» **EXERCISE REQUIREMENTS**: Copy the records verbatim, everything from the first line down to the line containing "polygon-icon (8, 146, 28, 165)", including both.

» **MATERIAL FOR THIS TASK**:
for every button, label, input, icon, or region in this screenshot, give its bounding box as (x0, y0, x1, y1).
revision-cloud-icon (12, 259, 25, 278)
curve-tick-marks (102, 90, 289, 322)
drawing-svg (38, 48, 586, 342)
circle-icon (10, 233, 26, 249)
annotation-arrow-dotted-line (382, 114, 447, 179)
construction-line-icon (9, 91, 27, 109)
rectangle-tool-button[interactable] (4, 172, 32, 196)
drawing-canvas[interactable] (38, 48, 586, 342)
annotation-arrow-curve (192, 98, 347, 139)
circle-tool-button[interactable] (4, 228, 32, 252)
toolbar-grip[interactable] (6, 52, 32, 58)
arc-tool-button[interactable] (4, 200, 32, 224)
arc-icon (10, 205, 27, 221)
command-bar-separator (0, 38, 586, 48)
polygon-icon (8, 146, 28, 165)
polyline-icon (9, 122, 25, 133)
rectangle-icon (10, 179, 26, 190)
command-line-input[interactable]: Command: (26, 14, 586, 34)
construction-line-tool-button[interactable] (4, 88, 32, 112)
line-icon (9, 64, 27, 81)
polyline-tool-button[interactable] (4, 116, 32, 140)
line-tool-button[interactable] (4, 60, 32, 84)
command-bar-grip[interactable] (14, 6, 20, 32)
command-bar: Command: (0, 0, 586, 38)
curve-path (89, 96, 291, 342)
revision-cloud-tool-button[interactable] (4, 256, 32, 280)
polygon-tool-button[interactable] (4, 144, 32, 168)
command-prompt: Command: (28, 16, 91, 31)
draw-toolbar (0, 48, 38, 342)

» **FULL RESPONSE**:
for every button, label, input, icon, or region in this screenshot, give its bounding box as (x0, y0, x1, y1).
revision-cloud-icon (12, 259, 25, 278)
curve-tick-marks (102, 90, 289, 322)
drawing-svg (38, 48, 586, 342)
circle-icon (10, 233, 26, 249)
annotation-arrow-dotted-line (382, 114, 447, 179)
construction-line-icon (9, 91, 27, 109)
rectangle-tool-button[interactable] (4, 172, 32, 196)
drawing-canvas[interactable] (38, 48, 586, 342)
annotation-arrow-curve (192, 98, 347, 139)
circle-tool-button[interactable] (4, 228, 32, 252)
toolbar-grip[interactable] (6, 52, 32, 58)
arc-tool-button[interactable] (4, 200, 32, 224)
arc-icon (10, 205, 27, 221)
command-bar-separator (0, 38, 586, 48)
polygon-icon (8, 146, 28, 165)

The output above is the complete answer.